<<<<

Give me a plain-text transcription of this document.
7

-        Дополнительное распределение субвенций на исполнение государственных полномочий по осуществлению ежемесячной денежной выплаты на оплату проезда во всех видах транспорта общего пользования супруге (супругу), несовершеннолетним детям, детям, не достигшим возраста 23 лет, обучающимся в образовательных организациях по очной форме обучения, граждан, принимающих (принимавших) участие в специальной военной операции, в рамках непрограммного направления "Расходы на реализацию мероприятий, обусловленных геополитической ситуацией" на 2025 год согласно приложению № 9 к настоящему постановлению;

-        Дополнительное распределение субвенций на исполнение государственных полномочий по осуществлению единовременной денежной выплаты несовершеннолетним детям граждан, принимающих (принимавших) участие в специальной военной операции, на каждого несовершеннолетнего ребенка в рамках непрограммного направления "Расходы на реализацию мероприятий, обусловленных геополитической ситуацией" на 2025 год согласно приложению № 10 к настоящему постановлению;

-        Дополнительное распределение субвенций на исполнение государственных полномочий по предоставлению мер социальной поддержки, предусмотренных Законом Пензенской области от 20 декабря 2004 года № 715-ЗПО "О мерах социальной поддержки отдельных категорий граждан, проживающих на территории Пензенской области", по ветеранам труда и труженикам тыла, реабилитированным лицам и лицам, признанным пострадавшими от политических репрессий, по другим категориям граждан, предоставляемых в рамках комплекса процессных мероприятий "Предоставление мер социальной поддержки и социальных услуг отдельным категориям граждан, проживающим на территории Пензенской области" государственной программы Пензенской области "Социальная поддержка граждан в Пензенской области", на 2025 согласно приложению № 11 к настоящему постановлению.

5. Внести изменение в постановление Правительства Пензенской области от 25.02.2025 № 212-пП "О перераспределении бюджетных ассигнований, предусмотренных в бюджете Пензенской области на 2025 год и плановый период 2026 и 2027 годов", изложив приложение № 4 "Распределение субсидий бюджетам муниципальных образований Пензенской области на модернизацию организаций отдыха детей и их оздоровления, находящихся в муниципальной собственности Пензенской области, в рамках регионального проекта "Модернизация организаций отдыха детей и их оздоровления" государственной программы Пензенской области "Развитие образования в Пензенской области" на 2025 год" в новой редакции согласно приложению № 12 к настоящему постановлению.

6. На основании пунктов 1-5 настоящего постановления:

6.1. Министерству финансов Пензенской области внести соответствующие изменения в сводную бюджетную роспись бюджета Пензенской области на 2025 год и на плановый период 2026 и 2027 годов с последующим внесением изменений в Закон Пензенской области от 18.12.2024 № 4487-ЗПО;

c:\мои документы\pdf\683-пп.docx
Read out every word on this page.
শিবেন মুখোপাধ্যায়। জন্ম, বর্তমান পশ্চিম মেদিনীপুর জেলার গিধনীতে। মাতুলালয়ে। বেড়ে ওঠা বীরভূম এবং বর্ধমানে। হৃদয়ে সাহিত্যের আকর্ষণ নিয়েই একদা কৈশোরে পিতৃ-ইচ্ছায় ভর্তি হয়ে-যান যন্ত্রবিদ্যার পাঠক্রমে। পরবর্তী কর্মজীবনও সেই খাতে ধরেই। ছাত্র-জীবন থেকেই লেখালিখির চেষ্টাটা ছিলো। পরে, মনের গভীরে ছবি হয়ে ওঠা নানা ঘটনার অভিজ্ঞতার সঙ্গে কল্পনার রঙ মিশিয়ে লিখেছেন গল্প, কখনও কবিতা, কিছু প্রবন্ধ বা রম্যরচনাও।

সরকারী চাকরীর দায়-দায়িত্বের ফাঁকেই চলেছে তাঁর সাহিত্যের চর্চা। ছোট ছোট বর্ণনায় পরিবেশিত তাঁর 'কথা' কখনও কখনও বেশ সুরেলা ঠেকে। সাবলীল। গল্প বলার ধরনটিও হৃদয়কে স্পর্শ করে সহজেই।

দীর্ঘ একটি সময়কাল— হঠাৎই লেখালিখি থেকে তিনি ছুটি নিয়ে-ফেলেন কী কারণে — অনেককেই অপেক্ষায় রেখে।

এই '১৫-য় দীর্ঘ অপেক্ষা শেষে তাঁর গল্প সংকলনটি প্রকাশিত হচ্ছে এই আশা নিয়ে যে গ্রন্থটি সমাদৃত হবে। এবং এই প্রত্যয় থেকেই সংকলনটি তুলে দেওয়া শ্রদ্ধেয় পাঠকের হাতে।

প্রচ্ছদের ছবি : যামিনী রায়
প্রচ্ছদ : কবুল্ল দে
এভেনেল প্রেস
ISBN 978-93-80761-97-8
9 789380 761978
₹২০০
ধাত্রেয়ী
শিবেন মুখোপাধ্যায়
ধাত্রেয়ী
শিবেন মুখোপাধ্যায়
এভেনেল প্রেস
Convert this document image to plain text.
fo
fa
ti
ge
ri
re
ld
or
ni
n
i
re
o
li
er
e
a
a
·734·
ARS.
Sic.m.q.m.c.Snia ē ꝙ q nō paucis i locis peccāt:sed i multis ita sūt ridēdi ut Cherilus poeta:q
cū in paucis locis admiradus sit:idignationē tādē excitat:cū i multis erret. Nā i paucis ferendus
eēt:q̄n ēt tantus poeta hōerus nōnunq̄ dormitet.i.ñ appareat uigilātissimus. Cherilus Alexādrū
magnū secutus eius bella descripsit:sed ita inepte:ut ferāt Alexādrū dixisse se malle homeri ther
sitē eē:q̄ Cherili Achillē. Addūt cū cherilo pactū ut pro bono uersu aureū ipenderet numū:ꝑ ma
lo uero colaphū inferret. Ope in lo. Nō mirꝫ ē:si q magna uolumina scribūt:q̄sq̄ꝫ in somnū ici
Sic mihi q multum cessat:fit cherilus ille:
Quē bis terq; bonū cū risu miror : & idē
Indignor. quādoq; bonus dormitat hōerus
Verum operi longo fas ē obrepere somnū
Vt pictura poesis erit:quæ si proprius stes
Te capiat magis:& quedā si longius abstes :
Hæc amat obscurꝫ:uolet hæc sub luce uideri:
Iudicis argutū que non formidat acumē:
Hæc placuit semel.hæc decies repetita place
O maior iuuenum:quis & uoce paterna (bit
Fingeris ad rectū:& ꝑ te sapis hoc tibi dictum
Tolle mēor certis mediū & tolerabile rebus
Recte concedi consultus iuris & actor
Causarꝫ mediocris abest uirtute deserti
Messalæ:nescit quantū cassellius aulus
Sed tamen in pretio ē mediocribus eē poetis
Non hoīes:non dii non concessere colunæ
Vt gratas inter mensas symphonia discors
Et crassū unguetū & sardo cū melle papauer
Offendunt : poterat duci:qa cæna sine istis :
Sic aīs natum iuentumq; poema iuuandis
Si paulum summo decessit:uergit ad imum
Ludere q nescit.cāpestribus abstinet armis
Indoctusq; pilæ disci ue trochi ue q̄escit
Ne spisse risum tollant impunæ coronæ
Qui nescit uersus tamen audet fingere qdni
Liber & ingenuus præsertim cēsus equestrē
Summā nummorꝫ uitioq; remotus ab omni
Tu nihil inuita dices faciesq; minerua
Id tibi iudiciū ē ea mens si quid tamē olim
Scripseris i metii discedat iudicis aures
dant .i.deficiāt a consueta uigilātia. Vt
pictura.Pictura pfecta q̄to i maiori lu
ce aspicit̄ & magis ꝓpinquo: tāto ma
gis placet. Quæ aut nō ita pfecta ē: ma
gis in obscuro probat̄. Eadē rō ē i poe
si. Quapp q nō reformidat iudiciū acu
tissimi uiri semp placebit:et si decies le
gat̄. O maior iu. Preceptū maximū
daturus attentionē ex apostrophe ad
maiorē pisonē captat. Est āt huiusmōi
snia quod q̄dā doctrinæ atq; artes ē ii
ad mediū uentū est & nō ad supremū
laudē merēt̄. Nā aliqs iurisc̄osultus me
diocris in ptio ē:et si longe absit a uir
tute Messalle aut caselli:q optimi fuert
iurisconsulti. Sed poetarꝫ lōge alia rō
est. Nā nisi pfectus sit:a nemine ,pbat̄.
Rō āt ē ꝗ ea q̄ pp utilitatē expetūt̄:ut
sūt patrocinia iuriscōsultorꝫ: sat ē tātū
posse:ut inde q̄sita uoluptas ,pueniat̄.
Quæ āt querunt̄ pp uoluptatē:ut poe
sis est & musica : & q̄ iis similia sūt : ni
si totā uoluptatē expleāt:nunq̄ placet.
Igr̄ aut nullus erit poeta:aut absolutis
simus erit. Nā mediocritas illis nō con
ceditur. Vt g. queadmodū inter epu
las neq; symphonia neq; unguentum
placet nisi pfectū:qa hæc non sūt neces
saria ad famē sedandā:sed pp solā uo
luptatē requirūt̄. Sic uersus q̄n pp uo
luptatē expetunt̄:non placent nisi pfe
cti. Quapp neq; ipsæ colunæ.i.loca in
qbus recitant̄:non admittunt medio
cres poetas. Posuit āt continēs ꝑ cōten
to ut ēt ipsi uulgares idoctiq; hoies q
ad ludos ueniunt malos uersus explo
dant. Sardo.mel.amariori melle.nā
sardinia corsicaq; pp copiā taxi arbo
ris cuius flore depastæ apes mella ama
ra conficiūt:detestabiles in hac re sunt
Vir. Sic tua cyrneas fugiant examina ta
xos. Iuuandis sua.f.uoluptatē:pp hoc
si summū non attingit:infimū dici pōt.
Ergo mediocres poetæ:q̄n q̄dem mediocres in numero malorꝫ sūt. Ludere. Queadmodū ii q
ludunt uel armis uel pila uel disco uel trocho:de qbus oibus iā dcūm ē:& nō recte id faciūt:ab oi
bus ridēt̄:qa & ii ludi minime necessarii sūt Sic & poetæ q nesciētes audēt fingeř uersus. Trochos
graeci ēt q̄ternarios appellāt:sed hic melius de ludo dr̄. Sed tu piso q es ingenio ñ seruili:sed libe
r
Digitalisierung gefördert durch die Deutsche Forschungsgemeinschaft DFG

>>>>

Do this>
Pull out every line of the entries that includes the word "plain".

Reply>
Give me a plain-text transcription of this document.
Convert this document image to plain text.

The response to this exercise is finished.